— BEGIN RAW DATA —

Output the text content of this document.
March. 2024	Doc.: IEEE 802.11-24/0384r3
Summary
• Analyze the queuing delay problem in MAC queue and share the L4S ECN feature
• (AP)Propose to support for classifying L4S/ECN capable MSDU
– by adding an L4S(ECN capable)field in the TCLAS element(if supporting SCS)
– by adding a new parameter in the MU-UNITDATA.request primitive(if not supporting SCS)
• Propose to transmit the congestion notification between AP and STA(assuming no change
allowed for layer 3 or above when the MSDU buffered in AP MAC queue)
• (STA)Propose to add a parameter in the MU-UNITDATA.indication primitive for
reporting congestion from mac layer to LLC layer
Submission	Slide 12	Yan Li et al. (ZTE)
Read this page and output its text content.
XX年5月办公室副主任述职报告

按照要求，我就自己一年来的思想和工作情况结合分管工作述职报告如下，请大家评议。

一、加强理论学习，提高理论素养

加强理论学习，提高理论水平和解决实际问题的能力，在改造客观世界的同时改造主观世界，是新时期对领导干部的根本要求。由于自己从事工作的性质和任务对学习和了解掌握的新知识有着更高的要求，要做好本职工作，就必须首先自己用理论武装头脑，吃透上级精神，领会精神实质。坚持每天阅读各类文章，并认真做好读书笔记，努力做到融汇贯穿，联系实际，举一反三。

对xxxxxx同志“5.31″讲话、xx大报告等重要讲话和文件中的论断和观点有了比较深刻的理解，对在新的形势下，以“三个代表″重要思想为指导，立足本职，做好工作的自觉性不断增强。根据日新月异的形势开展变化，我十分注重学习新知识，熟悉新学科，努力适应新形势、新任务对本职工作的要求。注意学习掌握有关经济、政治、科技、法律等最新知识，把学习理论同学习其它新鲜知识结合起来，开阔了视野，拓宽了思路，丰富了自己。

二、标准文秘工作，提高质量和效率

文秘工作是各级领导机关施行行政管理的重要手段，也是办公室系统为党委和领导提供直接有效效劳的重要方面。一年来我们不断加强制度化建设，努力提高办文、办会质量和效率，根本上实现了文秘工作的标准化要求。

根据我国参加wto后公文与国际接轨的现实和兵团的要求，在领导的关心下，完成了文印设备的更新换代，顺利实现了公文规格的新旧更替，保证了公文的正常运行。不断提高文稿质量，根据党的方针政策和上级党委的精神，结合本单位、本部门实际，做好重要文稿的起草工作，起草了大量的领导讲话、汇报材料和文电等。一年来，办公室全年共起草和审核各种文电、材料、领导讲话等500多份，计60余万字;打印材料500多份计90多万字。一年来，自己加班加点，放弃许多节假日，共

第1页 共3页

— END RAW DATA —

WHAT YOU NEED TO DO
Transcribe all of the entries without altering anything.

PROBLEM SOLUTION
Output the text content of this document.
March. 2024	Doc.: IEEE 802.11-24/0384r3
Summary
• Analyze the queuing delay problem in MAC queue and share the L4S ECN feature
• (AP)Propose to support for classifying L4S/ECN capable MSDU
– by adding an L4S(ECN capable)field in the TCLAS element(if supporting SCS)
– by adding a new parameter in the MU-UNITDATA.request primitive(if not supporting SCS)
• Propose to transmit the congestion notification between AP and STA(assuming no change
allowed for layer 3 or above when the MSDU buffered in AP MAC queue)
• (STA)Propose to add a parameter in the MU-UNITDATA.indication primitive for
reporting congestion from mac layer to LLC layer
Submission	Slide 12	Yan Li et al. (ZTE)
Read this page and output its text content.
XX年5月办公室副主任述职报告

按照要求，我就自己一年来的思想和工作情况结合分管工作述职报告如下，请大家评议。

一、加强理论学习，提高理论素养

加强理论学习，提高理论水平和解决实际问题的能力，在改造客观世界的同时改造主观世界，是新时期对领导干部的根本要求。由于自己从事工作的性质和任务对学习和了解掌握的新知识有着更高的要求，要做好本职工作，就必须首先自己用理论武装头脑，吃透上级精神，领会精神实质。坚持每天阅读各类文章，并认真做好读书笔记，努力做到融汇贯穿，联系实际，举一反三。

对xxxxxx同志“5.31″讲话、xx大报告等重要讲话和文件中的论断和观点有了比较深刻的理解，对在新的形势下，以“三个代表″重要思想为指导，立足本职，做好工作的自觉性不断增强。根据日新月异的形势开展变化，我十分注重学习新知识，熟悉新学科，努力适应新形势、新任务对本职工作的要求。注意学习掌握有关经济、政治、科技、法律等最新知识，把学习理论同学习其它新鲜知识结合起来，开阔了视野，拓宽了思路，丰富了自己。

二、标准文秘工作，提高质量和效率

文秘工作是各级领导机关施行行政管理的重要手段，也是办公室系统为党委和领导提供直接有效效劳的重要方面。一年来我们不断加强制度化建设，努力提高办文、办会质量和效率，根本上实现了文秘工作的标准化要求。

根据我国参加wto后公文与国际接轨的现实和兵团的要求，在领导的关心下，完成了文印设备的更新换代，顺利实现了公文规格的新旧更替，保证了公文的正常运行。不断提高文稿质量，根据党的方针政策和上级党委的精神，结合本单位、本部门实际，做好重要文稿的起草工作，起草了大量的领导讲话、汇报材料和文电等。一年来，办公室全年共起草和审核各种文电、材料、领导讲话等500多份，计60余万字;打印材料500多份计90多万字。一年来，自己加班加点，放弃许多节假日，共

第1页 共3页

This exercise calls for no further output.